_YOUR OBJECTIVE:_ All entries below are to be set down again, identical to the source.
==== SUPPLIED ENTRIES
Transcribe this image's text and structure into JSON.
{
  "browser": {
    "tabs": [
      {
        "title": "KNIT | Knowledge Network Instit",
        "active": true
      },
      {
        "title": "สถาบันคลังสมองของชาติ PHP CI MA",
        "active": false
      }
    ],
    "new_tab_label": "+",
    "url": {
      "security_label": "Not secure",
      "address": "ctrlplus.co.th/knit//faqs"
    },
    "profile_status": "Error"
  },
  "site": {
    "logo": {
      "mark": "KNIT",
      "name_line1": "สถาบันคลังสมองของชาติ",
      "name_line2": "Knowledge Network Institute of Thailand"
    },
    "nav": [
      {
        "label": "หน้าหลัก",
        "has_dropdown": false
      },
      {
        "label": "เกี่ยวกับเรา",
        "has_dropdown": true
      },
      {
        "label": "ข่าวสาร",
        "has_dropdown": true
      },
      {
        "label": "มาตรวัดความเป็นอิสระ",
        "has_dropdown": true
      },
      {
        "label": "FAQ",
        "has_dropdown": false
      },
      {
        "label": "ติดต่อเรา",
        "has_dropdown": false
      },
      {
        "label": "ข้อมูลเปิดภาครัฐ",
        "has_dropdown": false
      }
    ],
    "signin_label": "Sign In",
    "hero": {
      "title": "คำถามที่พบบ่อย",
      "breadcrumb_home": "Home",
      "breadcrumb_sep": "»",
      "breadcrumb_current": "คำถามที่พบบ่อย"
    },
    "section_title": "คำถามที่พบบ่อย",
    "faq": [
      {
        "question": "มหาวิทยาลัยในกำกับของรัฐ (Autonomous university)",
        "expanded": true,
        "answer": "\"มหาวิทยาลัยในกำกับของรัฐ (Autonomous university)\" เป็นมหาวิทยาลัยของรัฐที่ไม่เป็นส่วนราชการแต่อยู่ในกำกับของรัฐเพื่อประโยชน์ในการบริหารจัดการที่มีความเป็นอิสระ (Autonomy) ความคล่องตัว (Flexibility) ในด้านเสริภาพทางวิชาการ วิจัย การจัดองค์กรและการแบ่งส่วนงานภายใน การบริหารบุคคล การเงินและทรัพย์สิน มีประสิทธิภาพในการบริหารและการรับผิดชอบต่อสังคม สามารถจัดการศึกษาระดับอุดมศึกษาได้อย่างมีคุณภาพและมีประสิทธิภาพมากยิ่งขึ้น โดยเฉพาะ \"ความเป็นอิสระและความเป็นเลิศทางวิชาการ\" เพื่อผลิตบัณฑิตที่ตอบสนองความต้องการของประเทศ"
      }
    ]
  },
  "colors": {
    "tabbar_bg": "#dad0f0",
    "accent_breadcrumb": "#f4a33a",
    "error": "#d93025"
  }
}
========
_TASK SOLUTION:_
Transcribe this image's text and structure into JSON.
{
  "browser": {
    "tabs": [
      {
        "title": "KNIT | Knowledge Network Instit",
        "active": true
      },
      {
        "title": "สถาบันคลังสมองของชาติ PHP CI MA",
        "active": false
      }
    ],
    "new_tab_label": "+",
    "url": {
      "security_label": "Not secure",
      "address": "ctrlplus.co.th/knit//faqs"
    },
    "profile_status": "Error"
  },
  "site": {
    "logo": {
      "mark": "KNIT",
      "name_line1": "สถาบันคลังสมองของชาติ",
      "name_line2": "Knowledge Network Institute of Thailand"
    },
    "nav": [
      {
        "label": "หน้าหลัก",
        "has_dropdown": false
      },
      {
        "label": "เกี่ยวกับเรา",
        "has_dropdown": true
      },
      {
        "label": "ข่าวสาร",
        "has_dropdown": true
      },
      {
        "label": "มาตรวัดความเป็นอิสระ",
        "has_dropdown": true
      },
      {
        "label": "FAQ",
        "has_dropdown": false
      },
      {
        "label": "ติดต่อเรา",
        "has_dropdown": false
      },
      {
        "label": "ข้อมูลเปิดภาครัฐ",
        "has_dropdown": false
      }
    ],
    "signin_label": "Sign In",
    "hero": {
      "title": "คำถามที่พบบ่อย",
      "breadcrumb_home": "Home",
      "breadcrumb_sep": "»",
      "breadcrumb_current": "คำถามที่พบบ่อย"
    },
    "section_title": "คำถามที่พบบ่อย",
    "faq": [
      {
        "question": "มหาวิทยาลัยในกำกับของรัฐ (Autonomous university)",
        "expanded": true,
        "answer": "\"มหาวิทยาลัยในกำกับของรัฐ (Autonomous university)\" เป็นมหาวิทยาลัยของรัฐที่ไม่เป็นส่วนราชการแต่อยู่ในกำกับของรัฐเพื่อประโยชน์ในการบริหารจัดการที่มีความเป็นอิสระ (Autonomy) ความคล่องตัว (Flexibility) ในด้านเสริภาพทางวิชาการ วิจัย การจัดองค์กรและการแบ่งส่วนงานภายใน การบริหารบุคคล การเงินและทรัพย์สิน มีประสิทธิภาพในการบริหารและการรับผิดชอบต่อสังคม สามารถจัดการศึกษาระดับอุดมศึกษาได้อย่างมีคุณภาพและมีประสิทธิภาพมากยิ่งขึ้น โดยเฉพาะ \"ความเป็นอิสระและความเป็นเลิศทางวิชาการ\" เพื่อผลิตบัณฑิตที่ตอบสนองความต้องการของประเทศ"
      }
    ]
  },
  "colors": {
    "tabbar_bg": "#dad0f0",
    "accent_breadcrumb": "#f4a33a",
    "error": "#d93025"
  }
}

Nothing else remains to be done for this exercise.